====== Record list
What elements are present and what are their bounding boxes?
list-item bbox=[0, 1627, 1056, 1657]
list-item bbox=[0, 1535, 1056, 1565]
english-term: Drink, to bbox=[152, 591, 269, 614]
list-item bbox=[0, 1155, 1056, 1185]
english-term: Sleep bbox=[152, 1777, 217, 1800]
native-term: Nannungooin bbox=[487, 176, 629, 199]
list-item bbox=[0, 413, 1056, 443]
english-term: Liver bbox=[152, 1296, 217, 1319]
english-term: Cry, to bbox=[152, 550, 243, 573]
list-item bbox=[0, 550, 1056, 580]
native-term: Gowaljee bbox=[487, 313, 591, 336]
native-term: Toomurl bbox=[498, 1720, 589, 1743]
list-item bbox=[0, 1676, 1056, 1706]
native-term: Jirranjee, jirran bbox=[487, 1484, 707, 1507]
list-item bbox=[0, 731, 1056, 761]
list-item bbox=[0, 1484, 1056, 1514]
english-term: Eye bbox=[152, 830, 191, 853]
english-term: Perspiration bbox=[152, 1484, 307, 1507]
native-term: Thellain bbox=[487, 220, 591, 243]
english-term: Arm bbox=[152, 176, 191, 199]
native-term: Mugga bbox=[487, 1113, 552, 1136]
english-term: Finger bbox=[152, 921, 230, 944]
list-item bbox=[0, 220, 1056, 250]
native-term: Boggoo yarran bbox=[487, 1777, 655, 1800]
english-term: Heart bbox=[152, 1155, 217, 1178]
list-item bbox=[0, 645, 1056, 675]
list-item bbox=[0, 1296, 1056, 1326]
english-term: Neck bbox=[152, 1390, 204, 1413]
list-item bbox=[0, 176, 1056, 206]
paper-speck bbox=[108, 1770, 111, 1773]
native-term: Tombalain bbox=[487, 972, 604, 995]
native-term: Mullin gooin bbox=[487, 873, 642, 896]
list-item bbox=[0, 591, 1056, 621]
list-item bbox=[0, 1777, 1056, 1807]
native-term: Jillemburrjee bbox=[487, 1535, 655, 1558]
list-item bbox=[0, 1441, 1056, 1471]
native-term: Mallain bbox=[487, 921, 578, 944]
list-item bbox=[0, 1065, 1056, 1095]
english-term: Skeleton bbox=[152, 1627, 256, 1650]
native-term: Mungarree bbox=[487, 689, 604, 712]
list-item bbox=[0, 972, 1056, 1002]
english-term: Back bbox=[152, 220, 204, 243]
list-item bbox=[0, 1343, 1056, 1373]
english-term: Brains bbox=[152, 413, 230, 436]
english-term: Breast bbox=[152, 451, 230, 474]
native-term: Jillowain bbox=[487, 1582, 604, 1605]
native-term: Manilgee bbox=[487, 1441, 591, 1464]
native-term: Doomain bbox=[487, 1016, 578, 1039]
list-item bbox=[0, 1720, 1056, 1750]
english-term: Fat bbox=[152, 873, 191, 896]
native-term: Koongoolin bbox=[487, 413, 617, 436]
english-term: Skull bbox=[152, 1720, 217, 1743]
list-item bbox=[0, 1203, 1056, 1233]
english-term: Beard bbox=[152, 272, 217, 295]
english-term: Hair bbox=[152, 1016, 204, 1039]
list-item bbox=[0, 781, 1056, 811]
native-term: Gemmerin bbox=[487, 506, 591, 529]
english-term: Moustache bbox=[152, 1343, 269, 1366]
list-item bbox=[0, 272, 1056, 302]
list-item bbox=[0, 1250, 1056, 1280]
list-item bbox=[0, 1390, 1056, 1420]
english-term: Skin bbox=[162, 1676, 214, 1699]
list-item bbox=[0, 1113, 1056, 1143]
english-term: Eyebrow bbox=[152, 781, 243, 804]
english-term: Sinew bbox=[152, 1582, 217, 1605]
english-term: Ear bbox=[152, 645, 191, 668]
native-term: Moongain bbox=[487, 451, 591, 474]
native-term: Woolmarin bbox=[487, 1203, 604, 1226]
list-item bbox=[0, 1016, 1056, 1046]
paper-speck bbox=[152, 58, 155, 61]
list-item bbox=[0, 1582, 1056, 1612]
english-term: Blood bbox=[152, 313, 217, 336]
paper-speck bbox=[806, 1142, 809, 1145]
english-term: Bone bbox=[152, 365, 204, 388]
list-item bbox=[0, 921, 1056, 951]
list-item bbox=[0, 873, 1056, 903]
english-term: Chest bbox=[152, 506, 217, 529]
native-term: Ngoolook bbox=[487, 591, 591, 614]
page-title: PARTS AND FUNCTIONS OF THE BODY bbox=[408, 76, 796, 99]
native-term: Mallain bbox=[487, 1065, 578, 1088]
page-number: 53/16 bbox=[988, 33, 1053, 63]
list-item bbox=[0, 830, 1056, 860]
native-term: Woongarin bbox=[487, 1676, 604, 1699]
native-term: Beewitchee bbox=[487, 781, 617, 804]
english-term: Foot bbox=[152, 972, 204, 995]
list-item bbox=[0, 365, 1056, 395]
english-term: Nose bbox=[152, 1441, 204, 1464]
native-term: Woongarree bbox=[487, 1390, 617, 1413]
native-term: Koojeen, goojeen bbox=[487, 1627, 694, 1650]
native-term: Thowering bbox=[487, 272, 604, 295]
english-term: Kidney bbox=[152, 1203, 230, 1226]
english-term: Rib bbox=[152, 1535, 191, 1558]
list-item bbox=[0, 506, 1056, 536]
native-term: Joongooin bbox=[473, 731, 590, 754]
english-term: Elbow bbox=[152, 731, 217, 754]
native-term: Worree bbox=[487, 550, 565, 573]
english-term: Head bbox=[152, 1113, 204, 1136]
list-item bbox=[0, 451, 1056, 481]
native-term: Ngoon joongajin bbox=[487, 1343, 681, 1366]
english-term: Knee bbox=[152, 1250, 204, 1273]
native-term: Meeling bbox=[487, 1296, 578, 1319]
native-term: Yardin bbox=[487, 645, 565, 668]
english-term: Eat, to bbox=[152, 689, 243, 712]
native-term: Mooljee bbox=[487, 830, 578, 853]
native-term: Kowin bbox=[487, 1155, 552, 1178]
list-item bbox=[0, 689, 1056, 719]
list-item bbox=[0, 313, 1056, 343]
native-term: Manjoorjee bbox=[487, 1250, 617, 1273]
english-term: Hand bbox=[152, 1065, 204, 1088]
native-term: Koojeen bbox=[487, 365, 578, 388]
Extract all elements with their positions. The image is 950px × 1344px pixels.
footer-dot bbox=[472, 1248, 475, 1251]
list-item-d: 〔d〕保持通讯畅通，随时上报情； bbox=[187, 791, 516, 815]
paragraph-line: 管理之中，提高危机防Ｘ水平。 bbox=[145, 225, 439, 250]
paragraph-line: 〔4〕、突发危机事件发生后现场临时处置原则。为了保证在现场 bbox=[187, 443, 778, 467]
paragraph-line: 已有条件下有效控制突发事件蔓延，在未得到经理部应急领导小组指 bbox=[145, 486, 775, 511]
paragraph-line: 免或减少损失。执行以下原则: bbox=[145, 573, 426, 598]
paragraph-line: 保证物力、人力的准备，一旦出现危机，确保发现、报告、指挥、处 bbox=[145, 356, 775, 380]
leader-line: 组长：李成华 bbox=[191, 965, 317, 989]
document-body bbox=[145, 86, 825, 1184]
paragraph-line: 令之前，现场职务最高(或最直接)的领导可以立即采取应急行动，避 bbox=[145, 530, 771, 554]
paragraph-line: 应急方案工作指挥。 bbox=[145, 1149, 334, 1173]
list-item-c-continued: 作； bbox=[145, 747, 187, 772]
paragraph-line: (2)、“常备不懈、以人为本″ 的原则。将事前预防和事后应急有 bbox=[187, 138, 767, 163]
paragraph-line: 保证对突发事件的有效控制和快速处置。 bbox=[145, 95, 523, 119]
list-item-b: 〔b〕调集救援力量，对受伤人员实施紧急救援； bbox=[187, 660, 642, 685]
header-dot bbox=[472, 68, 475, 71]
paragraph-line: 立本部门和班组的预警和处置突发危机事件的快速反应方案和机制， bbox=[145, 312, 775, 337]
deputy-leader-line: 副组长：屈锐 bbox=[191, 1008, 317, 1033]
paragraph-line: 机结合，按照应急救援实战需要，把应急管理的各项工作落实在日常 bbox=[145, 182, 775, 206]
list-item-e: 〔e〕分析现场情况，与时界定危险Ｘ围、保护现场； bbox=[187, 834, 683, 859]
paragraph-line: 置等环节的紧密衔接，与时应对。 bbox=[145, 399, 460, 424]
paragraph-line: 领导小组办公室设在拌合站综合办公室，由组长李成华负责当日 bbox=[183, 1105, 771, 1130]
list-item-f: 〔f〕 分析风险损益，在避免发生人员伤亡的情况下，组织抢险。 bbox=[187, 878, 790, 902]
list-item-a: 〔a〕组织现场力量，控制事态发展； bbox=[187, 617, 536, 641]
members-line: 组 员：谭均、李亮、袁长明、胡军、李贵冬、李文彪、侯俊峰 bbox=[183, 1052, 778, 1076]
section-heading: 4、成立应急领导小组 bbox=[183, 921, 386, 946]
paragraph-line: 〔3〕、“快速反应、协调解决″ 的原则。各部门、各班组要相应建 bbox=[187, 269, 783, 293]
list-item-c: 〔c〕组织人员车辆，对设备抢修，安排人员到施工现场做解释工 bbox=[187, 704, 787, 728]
============
→ Brief: Set down, word for word, everything from the first line of the items down through the line containing "list-item bbox=[0, 550, 1056, 580]".

→ Worked solution:
What elements are present and what are their bounding boxes?
list-item bbox=[0, 1627, 1056, 1657]
list-item bbox=[0, 1535, 1056, 1565]
english-term: Drink, to bbox=[152, 591, 269, 614]
list-item bbox=[0, 1155, 1056, 1185]
english-term: Sleep bbox=[152, 1777, 217, 1800]
native-term: Nannungooin bbox=[487, 176, 629, 199]
list-item bbox=[0, 413, 1056, 443]
english-term: Liver bbox=[152, 1296, 217, 1319]
english-term: Cry, to bbox=[152, 550, 243, 573]
list-item bbox=[0, 550, 1056, 580]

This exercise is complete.